[Dataset items]

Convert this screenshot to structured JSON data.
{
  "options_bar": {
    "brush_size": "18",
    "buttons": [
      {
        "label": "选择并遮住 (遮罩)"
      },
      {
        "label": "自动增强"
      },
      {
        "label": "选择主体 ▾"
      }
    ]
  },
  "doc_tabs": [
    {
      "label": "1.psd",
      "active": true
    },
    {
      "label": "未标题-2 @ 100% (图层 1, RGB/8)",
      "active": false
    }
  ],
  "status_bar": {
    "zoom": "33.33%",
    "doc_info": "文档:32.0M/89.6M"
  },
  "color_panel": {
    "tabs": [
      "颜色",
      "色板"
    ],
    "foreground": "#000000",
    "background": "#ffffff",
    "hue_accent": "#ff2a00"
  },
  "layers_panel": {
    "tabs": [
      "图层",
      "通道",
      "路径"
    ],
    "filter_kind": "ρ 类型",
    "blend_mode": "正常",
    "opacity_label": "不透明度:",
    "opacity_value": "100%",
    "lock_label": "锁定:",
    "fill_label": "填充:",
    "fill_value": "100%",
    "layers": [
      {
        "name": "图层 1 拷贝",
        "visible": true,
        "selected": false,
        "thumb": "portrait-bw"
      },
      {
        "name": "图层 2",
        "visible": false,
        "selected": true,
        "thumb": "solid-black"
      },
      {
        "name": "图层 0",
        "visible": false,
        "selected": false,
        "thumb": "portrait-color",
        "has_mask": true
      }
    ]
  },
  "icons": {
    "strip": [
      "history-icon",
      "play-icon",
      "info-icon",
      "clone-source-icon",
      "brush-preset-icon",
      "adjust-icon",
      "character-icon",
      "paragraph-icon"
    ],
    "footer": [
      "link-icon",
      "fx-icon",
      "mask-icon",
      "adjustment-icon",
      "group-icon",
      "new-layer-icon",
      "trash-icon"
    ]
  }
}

**Direction**:
Every record above should be copied exactly.

**Response to this exercise**:
Convert this screenshot to structured JSON data.
{
  "options_bar": {
    "brush_size": "18",
    "buttons": [
      {
        "label": "选择并遮住 (遮罩)"
      },
      {
        "label": "自动增强"
      },
      {
        "label": "选择主体 ▾"
      }
    ]
  },
  "doc_tabs": [
    {
      "label": "1.psd",
      "active": true
    },
    {
      "label": "未标题-2 @ 100% (图层 1, RGB/8)",
      "active": false
    }
  ],
  "status_bar": {
    "zoom": "33.33%",
    "doc_info": "文档:32.0M/89.6M"
  },
  "color_panel": {
    "tabs": [
      "颜色",
      "色板"
    ],
    "foreground": "#000000",
    "background": "#ffffff",
    "hue_accent": "#ff2a00"
  },
  "layers_panel": {
    "tabs": [
      "图层",
      "通道",
      "路径"
    ],
    "filter_kind": "ρ 类型",
    "blend_mode": "正常",
    "opacity_label": "不透明度:",
    "opacity_value": "100%",
    "lock_label": "锁定:",
    "fill_label": "填充:",
    "fill_value": "100%",
    "layers": [
      {
        "name": "图层 1 拷贝",
        "visible": true,
        "selected": false,
        "thumb": "portrait-bw"
      },
      {
        "name": "图层 2",
        "visible": false,
        "selected": true,
        "thumb": "solid-black"
      },
      {
        "name": "图层 0",
        "visible": false,
        "selected": false,
        "thumb": "portrait-color",
        "has_mask": true
      }
    ]
  },
  "icons": {
    "strip": [
      "history-icon",
      "play-icon",
      "info-icon",
      "clone-source-icon",
      "brush-preset-icon",
      "adjust-icon",
      "character-icon",
      "paragraph-icon"
    ],
    "footer": [
      "link-icon",
      "fx-icon",
      "mask-icon",
      "adjustment-icon",
      "group-icon",
      "new-layer-icon",
      "trash-icon"
    ]
  }
}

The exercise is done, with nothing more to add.